- [WRITTEN INSTRUCTION] Could you write out the records below exactly as they appear, leaving out any pictures?

- [DATA FOR THIS TASK]
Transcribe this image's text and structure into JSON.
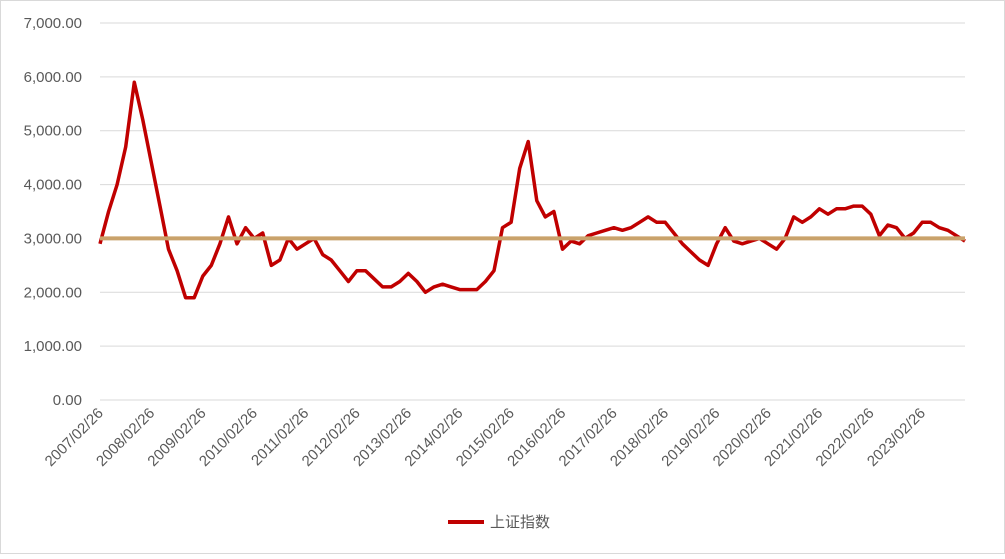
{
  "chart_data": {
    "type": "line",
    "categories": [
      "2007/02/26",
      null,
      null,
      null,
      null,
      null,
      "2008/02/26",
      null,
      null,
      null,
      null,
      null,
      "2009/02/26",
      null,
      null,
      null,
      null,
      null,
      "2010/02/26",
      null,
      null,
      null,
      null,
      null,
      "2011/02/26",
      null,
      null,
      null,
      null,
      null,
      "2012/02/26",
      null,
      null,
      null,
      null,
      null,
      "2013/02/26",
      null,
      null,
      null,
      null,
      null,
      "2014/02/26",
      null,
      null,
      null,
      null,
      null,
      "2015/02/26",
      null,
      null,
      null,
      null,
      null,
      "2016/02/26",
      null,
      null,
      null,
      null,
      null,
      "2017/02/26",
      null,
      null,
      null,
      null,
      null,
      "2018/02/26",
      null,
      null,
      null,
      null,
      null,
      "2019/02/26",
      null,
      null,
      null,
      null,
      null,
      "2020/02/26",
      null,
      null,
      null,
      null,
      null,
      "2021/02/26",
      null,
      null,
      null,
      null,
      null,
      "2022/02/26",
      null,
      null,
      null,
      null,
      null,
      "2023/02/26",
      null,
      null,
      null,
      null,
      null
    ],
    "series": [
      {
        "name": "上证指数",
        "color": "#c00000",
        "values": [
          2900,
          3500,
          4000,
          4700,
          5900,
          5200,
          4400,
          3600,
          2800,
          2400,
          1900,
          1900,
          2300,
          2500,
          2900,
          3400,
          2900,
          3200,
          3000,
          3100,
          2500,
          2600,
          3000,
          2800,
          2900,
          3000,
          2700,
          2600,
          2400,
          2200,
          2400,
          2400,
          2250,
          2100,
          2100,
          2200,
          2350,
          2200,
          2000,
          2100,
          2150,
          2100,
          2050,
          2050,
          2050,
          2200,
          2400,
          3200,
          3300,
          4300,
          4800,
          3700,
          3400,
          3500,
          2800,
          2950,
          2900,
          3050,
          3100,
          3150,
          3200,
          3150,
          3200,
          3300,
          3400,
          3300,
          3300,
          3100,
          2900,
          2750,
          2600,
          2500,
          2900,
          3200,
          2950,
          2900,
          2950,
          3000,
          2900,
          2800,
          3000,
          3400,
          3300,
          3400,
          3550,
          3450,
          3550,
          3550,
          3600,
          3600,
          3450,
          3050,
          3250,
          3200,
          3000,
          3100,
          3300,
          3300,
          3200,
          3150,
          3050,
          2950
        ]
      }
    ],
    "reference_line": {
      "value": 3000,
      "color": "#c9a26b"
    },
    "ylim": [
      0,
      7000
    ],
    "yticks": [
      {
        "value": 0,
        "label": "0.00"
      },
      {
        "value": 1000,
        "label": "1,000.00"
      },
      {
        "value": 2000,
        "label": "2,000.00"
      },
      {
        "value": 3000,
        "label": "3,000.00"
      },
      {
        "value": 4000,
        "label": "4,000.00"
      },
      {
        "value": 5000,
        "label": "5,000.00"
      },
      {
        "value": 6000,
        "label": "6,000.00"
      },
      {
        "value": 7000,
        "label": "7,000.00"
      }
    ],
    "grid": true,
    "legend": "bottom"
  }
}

- [EXERCISE SOLUTION]
Transcribe this image's text and structure into JSON.
{
  "chart_data": {
    "type": "line",
    "categories": [
      "2007/02/26",
      null,
      null,
      null,
      null,
      null,
      "2008/02/26",
      null,
      null,
      null,
      null,
      null,
      "2009/02/26",
      null,
      null,
      null,
      null,
      null,
      "2010/02/26",
      null,
      null,
      null,
      null,
      null,
      "2011/02/26",
      null,
      null,
      null,
      null,
      null,
      "2012/02/26",
      null,
      null,
      null,
      null,
      null,
      "2013/02/26",
      null,
      null,
      null,
      null,
      null,
      "2014/02/26",
      null,
      null,
      null,
      null,
      null,
      "2015/02/26",
      null,
      null,
      null,
      null,
      null,
      "2016/02/26",
      null,
      null,
      null,
      null,
      null,
      "2017/02/26",
      null,
      null,
      null,
      null,
      null,
      "2018/02/26",
      null,
      null,
      null,
      null,
      null,
      "2019/02/26",
      null,
      null,
      null,
      null,
      null,
      "2020/02/26",
      null,
      null,
      null,
      null,
      null,
      "2021/02/26",
      null,
      null,
      null,
      null,
      null,
      "2022/02/26",
      null,
      null,
      null,
      null,
      null,
      "2023/02/26",
      null,
      null,
      null,
      null,
      null
    ],
    "series": [
      {
        "name": "上证指数",
        "color": "#c00000",
        "values": [
          2900,
          3500,
          4000,
          4700,
          5900,
          5200,
          4400,
          3600,
          2800,
          2400,
          1900,
          1900,
          2300,
          2500,
          2900,
          3400,
          2900,
          3200,
          3000,
          3100,
          2500,
          2600,
          3000,
          2800,
          2900,
          3000,
          2700,
          2600,
          2400,
          2200,
          2400,
          2400,
          2250,
          2100,
          2100,
          2200,
          2350,
          2200,
          2000,
          2100,
          2150,
          2100,
          2050,
          2050,
          2050,
          2200,
          2400,
          3200,
          3300,
          4300,
          4800,
          3700,
          3400,
          3500,
          2800,
          2950,
          2900,
          3050,
          3100,
          3150,
          3200,
          3150,
          3200,
          3300,
          3400,
          3300,
          3300,
          3100,
          2900,
          2750,
          2600,
          2500,
          2900,
          3200,
          2950,
          2900,
          2950,
          3000,
          2900,
          2800,
          3000,
          3400,
          3300,
          3400,
          3550,
          3450,
          3550,
          3550,
          3600,
          3600,
          3450,
          3050,
          3250,
          3200,
          3000,
          3100,
          3300,
          3300,
          3200,
          3150,
          3050,
          2950
        ]
      }
    ],
    "reference_line": {
      "value": 3000,
      "color": "#c9a26b"
    },
    "ylim": [
      0,
      7000
    ],
    "yticks": [
      {
        "value": 0,
        "label": "0.00"
      },
      {
        "value": 1000,
        "label": "1,000.00"
      },
      {
        "value": 2000,
        "label": "2,000.00"
      },
      {
        "value": 3000,
        "label": "3,000.00"
      },
      {
        "value": 4000,
        "label": "4,000.00"
      },
      {
        "value": 5000,
        "label": "5,000.00"
      },
      {
        "value": 6000,
        "label": "6,000.00"
      },
      {
        "value": 7000,
        "label": "7,000.00"
      }
    ],
    "grid": true,
    "legend": "bottom"
  }
}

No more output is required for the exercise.